» WHAT THE TASK REQUIRES: Check each line of the material below for "бороться", then copy the ones that contain it.

» DATA PROVIDED:
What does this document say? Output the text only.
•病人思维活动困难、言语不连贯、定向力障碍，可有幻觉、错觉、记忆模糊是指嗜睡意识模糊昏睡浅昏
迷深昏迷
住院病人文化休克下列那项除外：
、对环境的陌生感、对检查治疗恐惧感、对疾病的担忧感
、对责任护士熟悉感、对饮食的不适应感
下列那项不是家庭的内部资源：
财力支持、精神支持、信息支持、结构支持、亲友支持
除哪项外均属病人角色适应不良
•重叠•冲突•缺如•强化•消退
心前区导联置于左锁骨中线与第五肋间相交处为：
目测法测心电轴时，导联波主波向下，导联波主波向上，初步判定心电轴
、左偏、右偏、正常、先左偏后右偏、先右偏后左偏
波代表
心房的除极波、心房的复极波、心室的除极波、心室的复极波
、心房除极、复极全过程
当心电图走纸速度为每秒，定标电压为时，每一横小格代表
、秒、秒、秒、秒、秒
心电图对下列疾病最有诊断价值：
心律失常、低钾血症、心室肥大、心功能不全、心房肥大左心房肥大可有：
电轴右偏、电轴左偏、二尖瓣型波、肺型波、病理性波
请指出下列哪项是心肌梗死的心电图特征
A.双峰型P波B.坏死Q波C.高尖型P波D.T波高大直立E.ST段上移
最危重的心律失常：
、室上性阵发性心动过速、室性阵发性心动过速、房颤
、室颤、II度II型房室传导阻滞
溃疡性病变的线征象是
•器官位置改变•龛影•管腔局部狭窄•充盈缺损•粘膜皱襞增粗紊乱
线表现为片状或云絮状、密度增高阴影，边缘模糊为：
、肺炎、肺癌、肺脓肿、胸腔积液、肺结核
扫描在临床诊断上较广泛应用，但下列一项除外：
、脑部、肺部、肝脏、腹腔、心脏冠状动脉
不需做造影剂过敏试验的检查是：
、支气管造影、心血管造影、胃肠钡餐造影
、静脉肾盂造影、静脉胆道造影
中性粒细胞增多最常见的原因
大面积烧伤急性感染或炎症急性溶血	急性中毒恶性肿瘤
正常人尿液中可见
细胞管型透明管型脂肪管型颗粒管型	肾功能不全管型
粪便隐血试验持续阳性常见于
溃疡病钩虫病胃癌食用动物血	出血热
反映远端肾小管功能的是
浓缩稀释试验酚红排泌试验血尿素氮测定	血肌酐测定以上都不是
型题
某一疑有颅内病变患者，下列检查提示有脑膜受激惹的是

==

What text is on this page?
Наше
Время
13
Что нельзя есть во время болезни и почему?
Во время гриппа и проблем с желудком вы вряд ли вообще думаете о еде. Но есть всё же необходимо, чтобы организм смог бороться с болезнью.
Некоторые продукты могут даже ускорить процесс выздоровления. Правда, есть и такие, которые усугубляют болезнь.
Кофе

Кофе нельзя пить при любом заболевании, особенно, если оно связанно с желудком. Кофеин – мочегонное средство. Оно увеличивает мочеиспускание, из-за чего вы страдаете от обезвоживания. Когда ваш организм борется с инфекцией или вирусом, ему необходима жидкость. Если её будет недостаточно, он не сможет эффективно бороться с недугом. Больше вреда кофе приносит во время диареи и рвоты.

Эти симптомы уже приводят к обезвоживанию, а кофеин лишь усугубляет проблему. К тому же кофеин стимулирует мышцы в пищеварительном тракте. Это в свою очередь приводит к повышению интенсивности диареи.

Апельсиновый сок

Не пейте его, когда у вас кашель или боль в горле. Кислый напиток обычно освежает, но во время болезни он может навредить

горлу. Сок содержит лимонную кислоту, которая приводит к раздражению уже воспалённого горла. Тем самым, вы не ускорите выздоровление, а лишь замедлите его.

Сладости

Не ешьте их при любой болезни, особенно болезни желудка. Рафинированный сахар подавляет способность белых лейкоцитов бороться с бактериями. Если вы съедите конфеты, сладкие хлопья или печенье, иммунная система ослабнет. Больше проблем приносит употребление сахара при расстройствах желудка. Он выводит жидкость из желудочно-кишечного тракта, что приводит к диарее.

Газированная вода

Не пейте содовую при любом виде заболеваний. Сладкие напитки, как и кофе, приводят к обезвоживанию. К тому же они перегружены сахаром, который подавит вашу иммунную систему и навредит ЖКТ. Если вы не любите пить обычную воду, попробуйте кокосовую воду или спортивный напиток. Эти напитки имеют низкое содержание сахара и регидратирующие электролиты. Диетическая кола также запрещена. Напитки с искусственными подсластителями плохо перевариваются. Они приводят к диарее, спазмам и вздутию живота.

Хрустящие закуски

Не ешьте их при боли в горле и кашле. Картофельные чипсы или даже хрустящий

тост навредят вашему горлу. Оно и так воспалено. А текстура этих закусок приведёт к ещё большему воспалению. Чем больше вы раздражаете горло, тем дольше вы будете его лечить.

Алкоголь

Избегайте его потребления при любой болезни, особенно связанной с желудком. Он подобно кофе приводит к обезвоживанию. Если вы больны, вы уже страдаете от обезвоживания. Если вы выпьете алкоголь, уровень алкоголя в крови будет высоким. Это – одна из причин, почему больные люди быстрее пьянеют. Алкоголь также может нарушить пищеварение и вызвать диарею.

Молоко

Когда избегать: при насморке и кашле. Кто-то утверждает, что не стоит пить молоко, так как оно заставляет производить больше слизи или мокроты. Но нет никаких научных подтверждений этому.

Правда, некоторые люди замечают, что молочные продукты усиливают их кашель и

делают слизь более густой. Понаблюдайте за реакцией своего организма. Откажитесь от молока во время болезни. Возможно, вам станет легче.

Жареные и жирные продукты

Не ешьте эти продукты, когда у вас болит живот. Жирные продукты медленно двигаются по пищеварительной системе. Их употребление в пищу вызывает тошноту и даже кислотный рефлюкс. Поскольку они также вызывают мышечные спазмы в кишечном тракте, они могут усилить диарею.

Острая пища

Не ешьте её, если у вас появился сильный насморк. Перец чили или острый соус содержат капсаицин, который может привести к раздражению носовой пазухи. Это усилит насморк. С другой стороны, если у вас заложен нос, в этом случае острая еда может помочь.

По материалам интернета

» EXPECTED ANSWER:
Во время гриппа и проблем с желудком вы вряд ли вообще думаете о еде. Но есть всё же необходимо, чтобы организм смог бороться с болезнью.
Кофе нельзя пить при любом заболевании, особенно, если оно связанно с желудком. Кофеин – мочегонное средство. Оно увеличивает мочеиспускание, из-за чего вы страдаете от обезвоживания. Когда ваш организм борется с инфекцией или вирусом, ему необходима жидкость. Если её будет недостаточно, он не сможет эффективно бороться с недугом. Больше вреда кофе приносит во время диареи и рвоты.
Не ешьте их при любой болезни, особенно болезни желудка. Рафинированный сахар подавляет способность белых лейкоцитов бороться с бактериями. Если вы съедите конфеты, сладкие хлопья или печенье, иммунная система ослабнет. Больше проблем приносит употребление сахара при расстройствах желудка. Он выводит жидкость из желудочно-кишечного тракта, что приводит к диарее.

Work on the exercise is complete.